## BEGIN

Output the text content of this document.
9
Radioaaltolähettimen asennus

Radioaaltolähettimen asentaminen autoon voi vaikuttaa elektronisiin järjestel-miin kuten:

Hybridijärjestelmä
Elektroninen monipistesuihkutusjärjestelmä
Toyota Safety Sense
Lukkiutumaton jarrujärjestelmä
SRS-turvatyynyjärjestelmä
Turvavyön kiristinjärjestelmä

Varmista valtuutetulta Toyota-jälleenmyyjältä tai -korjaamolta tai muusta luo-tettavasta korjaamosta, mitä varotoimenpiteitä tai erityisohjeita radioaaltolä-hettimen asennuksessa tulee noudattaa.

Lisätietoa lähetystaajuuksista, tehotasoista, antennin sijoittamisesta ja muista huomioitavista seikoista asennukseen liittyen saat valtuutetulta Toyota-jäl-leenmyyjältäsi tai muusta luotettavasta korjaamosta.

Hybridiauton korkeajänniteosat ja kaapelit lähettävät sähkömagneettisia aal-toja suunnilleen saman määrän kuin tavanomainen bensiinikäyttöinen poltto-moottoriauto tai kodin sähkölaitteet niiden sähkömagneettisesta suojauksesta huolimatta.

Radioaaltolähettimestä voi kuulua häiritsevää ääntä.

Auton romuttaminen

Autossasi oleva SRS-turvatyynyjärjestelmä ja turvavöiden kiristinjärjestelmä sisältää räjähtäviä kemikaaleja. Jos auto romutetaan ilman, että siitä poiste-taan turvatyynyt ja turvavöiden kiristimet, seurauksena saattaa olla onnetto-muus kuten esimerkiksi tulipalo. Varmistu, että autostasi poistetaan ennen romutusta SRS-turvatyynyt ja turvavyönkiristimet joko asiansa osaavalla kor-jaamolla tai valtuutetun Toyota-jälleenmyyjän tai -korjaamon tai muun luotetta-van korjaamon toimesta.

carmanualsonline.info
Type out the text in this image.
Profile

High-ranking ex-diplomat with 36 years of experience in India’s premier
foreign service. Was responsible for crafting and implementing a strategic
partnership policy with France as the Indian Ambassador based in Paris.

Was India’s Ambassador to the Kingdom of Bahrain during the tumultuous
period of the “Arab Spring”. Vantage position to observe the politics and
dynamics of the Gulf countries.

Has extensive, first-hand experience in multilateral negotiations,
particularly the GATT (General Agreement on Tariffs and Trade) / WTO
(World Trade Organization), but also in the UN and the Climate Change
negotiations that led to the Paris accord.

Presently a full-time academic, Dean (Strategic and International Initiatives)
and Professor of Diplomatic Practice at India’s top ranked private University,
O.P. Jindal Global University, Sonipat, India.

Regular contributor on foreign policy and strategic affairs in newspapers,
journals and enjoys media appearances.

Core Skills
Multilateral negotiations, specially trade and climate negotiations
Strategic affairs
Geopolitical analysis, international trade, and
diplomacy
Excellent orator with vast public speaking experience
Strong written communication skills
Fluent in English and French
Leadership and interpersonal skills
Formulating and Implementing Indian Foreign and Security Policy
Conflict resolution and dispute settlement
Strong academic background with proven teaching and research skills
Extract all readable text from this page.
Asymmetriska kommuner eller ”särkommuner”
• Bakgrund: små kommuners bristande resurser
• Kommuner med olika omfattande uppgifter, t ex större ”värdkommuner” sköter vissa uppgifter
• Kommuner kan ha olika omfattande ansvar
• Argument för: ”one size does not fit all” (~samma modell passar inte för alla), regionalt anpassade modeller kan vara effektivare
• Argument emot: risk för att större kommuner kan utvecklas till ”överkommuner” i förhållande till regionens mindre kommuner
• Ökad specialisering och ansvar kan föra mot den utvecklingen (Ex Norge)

## END

Exercise aim:
Show every line from the entries above in which the word "Radioaaltolähettimen" appears.

Task result:
Radioaaltolähettimen asennus
Radioaaltolähettimen asentaminen autoon voi vaikuttaa elektronisiin järjestel-miin kuten:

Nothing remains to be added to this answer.